» **EXERCISE INSTRUCTIONS**
Output each entry below as it stands, leaving out every picture.
══ MATERIAL FOR THE TASK ══
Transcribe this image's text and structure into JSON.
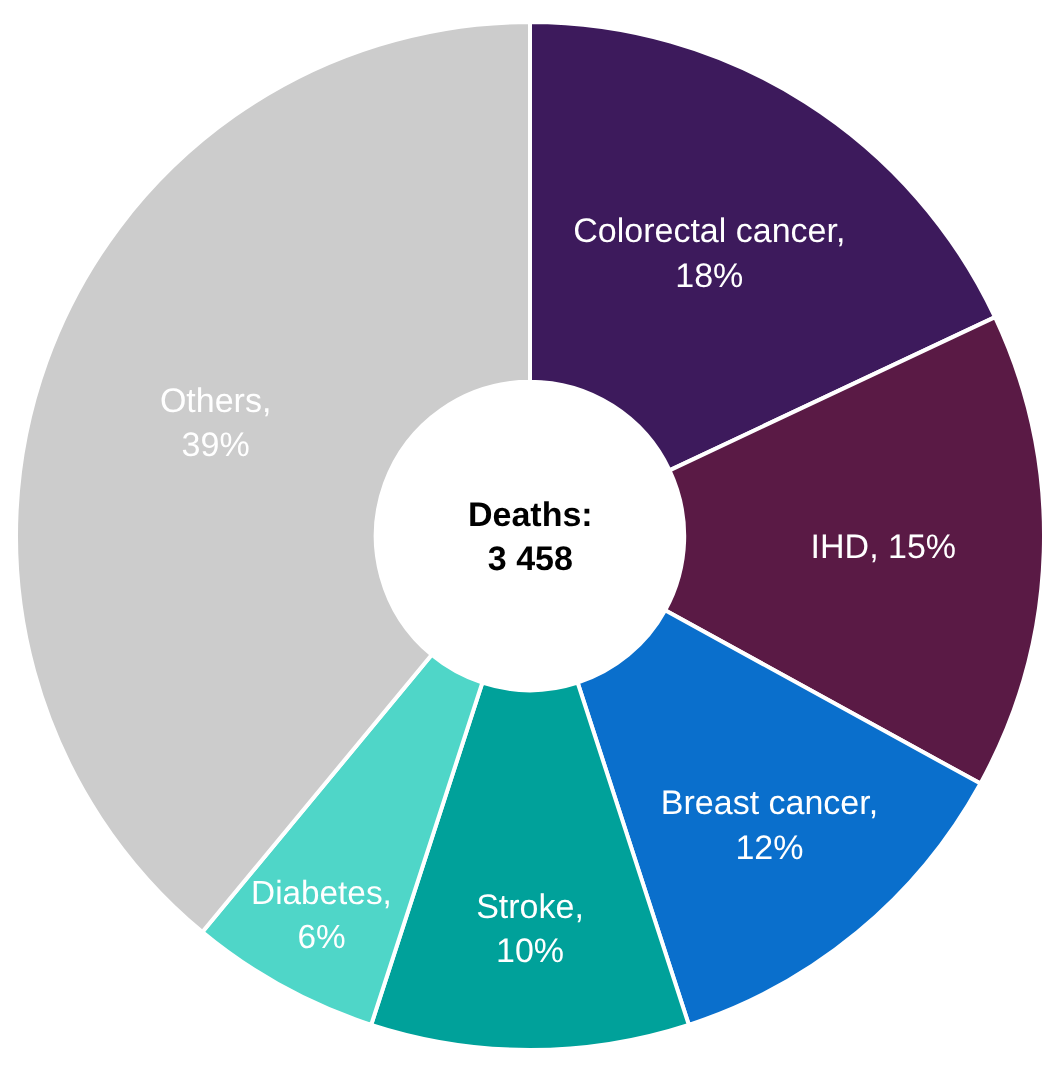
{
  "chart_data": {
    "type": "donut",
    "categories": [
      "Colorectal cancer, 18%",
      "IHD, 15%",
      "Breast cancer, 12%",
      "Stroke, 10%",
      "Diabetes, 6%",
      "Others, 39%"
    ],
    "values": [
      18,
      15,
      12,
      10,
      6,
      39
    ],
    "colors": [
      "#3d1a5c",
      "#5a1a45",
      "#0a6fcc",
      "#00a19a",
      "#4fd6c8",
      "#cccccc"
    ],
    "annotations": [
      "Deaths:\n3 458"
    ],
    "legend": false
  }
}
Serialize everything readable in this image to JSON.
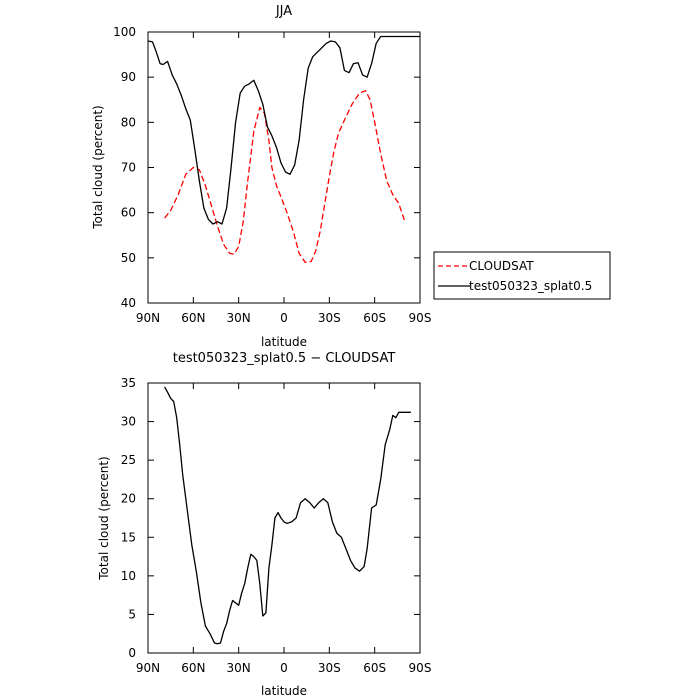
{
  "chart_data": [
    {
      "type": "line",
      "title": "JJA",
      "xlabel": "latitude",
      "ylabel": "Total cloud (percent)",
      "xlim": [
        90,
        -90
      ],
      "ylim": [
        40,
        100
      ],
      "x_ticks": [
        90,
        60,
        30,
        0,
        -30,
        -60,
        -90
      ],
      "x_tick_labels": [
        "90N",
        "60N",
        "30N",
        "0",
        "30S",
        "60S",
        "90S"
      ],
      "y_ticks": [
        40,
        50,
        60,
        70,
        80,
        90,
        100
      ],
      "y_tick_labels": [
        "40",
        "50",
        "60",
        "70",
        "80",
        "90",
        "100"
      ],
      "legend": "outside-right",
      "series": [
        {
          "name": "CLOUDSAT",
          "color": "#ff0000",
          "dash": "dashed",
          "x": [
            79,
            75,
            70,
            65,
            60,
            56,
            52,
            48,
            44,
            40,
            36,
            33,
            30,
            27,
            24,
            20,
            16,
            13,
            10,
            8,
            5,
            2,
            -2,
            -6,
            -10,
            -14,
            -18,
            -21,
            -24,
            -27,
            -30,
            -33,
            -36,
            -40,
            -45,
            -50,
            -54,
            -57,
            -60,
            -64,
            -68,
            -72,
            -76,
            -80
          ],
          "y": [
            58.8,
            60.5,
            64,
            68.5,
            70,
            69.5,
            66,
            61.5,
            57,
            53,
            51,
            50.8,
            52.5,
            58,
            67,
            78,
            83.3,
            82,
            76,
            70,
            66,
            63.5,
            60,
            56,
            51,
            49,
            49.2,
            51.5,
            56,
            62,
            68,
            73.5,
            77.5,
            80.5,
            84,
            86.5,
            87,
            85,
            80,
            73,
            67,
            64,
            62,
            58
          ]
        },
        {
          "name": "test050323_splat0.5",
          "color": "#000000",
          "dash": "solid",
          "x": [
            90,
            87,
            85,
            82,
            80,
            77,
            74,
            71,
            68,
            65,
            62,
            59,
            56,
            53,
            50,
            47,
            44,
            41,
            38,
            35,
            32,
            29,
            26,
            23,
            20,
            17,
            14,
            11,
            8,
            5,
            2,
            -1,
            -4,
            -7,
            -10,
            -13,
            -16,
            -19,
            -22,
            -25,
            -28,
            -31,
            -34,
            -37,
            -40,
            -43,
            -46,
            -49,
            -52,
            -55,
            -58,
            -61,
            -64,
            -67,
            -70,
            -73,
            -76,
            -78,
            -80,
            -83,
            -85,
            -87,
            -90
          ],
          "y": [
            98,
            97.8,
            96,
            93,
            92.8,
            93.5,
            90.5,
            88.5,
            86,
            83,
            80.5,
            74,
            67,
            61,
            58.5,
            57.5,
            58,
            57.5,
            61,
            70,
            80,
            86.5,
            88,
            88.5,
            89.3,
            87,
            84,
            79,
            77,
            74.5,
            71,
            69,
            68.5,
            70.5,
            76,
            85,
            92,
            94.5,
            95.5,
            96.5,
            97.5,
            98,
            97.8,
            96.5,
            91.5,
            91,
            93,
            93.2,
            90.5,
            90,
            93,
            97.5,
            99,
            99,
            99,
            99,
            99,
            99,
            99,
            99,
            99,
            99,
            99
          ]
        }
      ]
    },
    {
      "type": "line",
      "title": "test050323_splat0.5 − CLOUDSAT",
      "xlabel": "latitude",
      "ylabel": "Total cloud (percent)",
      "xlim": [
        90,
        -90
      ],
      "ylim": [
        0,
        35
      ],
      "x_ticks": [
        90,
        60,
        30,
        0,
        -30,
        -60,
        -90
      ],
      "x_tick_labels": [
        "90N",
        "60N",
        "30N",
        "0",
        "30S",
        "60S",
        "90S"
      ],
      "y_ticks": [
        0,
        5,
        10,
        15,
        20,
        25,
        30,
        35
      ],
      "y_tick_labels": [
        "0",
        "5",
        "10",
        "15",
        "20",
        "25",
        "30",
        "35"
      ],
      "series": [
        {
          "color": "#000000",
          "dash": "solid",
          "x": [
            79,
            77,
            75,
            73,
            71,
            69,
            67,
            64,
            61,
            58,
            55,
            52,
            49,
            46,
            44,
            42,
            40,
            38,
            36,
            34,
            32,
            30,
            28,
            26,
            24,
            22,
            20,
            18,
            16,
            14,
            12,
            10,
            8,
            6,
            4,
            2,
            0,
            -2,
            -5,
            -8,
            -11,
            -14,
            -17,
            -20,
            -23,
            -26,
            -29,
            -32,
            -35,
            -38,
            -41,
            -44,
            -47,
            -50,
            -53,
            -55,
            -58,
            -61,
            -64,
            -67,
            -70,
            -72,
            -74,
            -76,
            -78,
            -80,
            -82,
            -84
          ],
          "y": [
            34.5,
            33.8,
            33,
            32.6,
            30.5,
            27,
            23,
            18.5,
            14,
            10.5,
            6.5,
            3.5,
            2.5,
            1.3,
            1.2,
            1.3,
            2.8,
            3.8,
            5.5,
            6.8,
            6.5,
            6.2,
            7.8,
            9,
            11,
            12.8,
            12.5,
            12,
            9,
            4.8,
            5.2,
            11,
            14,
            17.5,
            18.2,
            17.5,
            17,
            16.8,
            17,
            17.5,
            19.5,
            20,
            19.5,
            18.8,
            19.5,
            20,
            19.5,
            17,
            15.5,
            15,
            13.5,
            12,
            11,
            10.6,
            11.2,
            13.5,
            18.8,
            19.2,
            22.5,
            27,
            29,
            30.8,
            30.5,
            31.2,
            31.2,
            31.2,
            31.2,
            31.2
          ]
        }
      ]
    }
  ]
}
═══
» **WRITTEN ANSWER**
Transcribe this image's text and structure into JSON.
{
  "chart_data": {
    "type": "donut",
    "categories": [
      "Colorectal cancer, 18%",
      "IHD, 15%",
      "Breast cancer, 12%",
      "Stroke, 10%",
      "Diabetes, 6%",
      "Others, 39%"
    ],
    "values": [
      18,
      15,
      12,
      10,
      6,
      39
    ],
    "colors": [
      "#3d1a5c",
      "#5a1a45",
      "#0a6fcc",
      "#00a19a",
      "#4fd6c8",
      "#cccccc"
    ],
    "annotations": [
      "Deaths:\n3 458"
    ],
    "legend": false
  }
}
Serialize everything readable in this image to JSON.
{
  "chart_data": [
    {
      "type": "line",
      "title": "JJA",
      "xlabel": "latitude",
      "ylabel": "Total cloud (percent)",
      "xlim": [
        90,
        -90
      ],
      "ylim": [
        40,
        100
      ],
      "x_ticks": [
        90,
        60,
        30,
        0,
        -30,
        -60,
        -90
      ],
      "x_tick_labels": [
        "90N",
        "60N",
        "30N",
        "0",
        "30S",
        "60S",
        "90S"
      ],
      "y_ticks": [
        40,
        50,
        60,
        70,
        80,
        90,
        100
      ],
      "y_tick_labels": [
        "40",
        "50",
        "60",
        "70",
        "80",
        "90",
        "100"
      ],
      "legend": "outside-right",
      "series": [
        {
          "name": "CLOUDSAT",
          "color": "#ff0000",
          "dash": "dashed",
          "x": [
            79,
            75,
            70,
            65,
            60,
            56,
            52,
            48,
            44,
            40,
            36,
            33,
            30,
            27,
            24,
            20,
            16,
            13,
            10,
            8,
            5,
            2,
            -2,
            -6,
            -10,
            -14,
            -18,
            -21,
            -24,
            -27,
            -30,
            -33,
            -36,
            -40,
            -45,
            -50,
            -54,
            -57,
            -60,
            -64,
            -68,
            -72,
            -76,
            -80
          ],
          "y": [
            58.8,
            60.5,
            64,
            68.5,
            70,
            69.5,
            66,
            61.5,
            57,
            53,
            51,
            50.8,
            52.5,
            58,
            67,
            78,
            83.3,
            82,
            76,
            70,
            66,
            63.5,
            60,
            56,
            51,
            49,
            49.2,
            51.5,
            56,
            62,
            68,
            73.5,
            77.5,
            80.5,
            84,
            86.5,
            87,
            85,
            80,
            73,
            67,
            64,
            62,
            58
          ]
        },
        {
          "name": "test050323_splat0.5",
          "color": "#000000",
          "dash": "solid",
          "x": [
            90,
            87,
            85,
            82,
            80,
            77,
            74,
            71,
            68,
            65,
            62,
            59,
            56,
            53,
            50,
            47,
            44,
            41,
            38,
            35,
            32,
            29,
            26,
            23,
            20,
            17,
            14,
            11,
            8,
            5,
            2,
            -1,
            -4,
            -7,
            -10,
            -13,
            -16,
            -19,
            -22,
            -25,
            -28,
            -31,
            -34,
            -37,
            -40,
            -43,
            -46,
            -49,
            -52,
            -55,
            -58,
            -61,
            -64,
            -67,
            -70,
            -73,
            -76,
            -78,
            -80,
            -83,
            -85,
            -87,
            -90
          ],
          "y": [
            98,
            97.8,
            96,
            93,
            92.8,
            93.5,
            90.5,
            88.5,
            86,
            83,
            80.5,
            74,
            67,
            61,
            58.5,
            57.5,
            58,
            57.5,
            61,
            70,
            80,
            86.5,
            88,
            88.5,
            89.3,
            87,
            84,
            79,
            77,
            74.5,
            71,
            69,
            68.5,
            70.5,
            76,
            85,
            92,
            94.5,
            95.5,
            96.5,
            97.5,
            98,
            97.8,
            96.5,
            91.5,
            91,
            93,
            93.2,
            90.5,
            90,
            93,
            97.5,
            99,
            99,
            99,
            99,
            99,
            99,
            99,
            99,
            99,
            99,
            99
          ]
        }
      ]
    },
    {
      "type": "line",
      "title": "test050323_splat0.5 − CLOUDSAT",
      "xlabel": "latitude",
      "ylabel": "Total cloud (percent)",
      "xlim": [
        90,
        -90
      ],
      "ylim": [
        0,
        35
      ],
      "x_ticks": [
        90,
        60,
        30,
        0,
        -30,
        -60,
        -90
      ],
      "x_tick_labels": [
        "90N",
        "60N",
        "30N",
        "0",
        "30S",
        "60S",
        "90S"
      ],
      "y_ticks": [
        0,
        5,
        10,
        15,
        20,
        25,
        30,
        35
      ],
      "y_tick_labels": [
        "0",
        "5",
        "10",
        "15",
        "20",
        "25",
        "30",
        "35"
      ],
      "series": [
        {
          "color": "#000000",
          "dash": "solid",
          "x": [
            79,
            77,
            75,
            73,
            71,
            69,
            67,
            64,
            61,
            58,
            55,
            52,
            49,
            46,
            44,
            42,
            40,
            38,
            36,
            34,
            32,
            30,
            28,
            26,
            24,
            22,
            20,
            18,
            16,
            14,
            12,
            10,
            8,
            6,
            4,
            2,
            0,
            -2,
            -5,
            -8,
            -11,
            -14,
            -17,
            -20,
            -23,
            -26,
            -29,
            -32,
            -35,
            -38,
            -41,
            -44,
            -47,
            -50,
            -53,
            -55,
            -58,
            -61,
            -64,
            -67,
            -70,
            -72,
            -74,
            -76,
            -78,
            -80,
            -82,
            -84
          ],
          "y": [
            34.5,
            33.8,
            33,
            32.6,
            30.5,
            27,
            23,
            18.5,
            14,
            10.5,
            6.5,
            3.5,
            2.5,
            1.3,
            1.2,
            1.3,
            2.8,
            3.8,
            5.5,
            6.8,
            6.5,
            6.2,
            7.8,
            9,
            11,
            12.8,
            12.5,
            12,
            9,
            4.8,
            5.2,
            11,
            14,
            17.5,
            18.2,
            17.5,
            17,
            16.8,
            17,
            17.5,
            19.5,
            20,
            19.5,
            18.8,
            19.5,
            20,
            19.5,
            17,
            15.5,
            15,
            13.5,
            12,
            11,
            10.6,
            11.2,
            13.5,
            18.8,
            19.2,
            22.5,
            27,
            29,
            30.8,
            30.5,
            31.2,
            31.2,
            31.2,
            31.2,
            31.2
          ]
        }
      ]
    }
  ]
}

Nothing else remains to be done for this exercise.